▶ **Records for this exercise**
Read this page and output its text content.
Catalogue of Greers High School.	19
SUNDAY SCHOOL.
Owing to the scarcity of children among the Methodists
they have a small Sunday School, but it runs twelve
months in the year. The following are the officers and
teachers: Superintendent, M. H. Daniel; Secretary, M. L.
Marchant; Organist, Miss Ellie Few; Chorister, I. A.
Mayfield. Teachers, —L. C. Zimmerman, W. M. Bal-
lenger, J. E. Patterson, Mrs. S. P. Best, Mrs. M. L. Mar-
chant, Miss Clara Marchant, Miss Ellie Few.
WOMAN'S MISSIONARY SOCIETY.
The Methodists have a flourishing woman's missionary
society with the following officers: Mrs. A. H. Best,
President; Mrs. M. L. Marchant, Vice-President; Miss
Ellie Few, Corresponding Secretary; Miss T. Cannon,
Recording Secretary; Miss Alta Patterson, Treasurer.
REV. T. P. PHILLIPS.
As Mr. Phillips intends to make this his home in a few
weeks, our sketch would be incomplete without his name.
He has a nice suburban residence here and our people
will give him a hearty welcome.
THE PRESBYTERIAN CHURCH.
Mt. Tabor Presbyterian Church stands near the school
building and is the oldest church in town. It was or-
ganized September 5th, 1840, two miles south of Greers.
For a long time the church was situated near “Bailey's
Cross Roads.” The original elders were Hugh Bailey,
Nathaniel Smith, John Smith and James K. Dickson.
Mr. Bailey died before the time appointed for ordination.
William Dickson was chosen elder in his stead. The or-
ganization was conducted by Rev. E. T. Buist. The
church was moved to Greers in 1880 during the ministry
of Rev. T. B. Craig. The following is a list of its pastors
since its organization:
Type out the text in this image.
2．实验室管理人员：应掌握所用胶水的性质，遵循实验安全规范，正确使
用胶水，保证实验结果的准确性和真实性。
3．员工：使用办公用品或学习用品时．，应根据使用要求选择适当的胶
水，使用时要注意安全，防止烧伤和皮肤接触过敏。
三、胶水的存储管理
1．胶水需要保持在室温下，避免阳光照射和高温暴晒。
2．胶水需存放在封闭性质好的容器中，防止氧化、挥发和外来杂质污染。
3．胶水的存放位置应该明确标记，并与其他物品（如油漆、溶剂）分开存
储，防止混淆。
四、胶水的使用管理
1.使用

▶ **Exercise goal**
Look over the records above and copy each line that includes the string "Ellie".

▶ **Complete response**
Marchant; Organist, Miss Ellie Few; Chorister, I. A.
chant, Miss Clara Marchant, Miss Ellie Few.
Ellie Few, Corresponding Secretary; Miss T. Cannon,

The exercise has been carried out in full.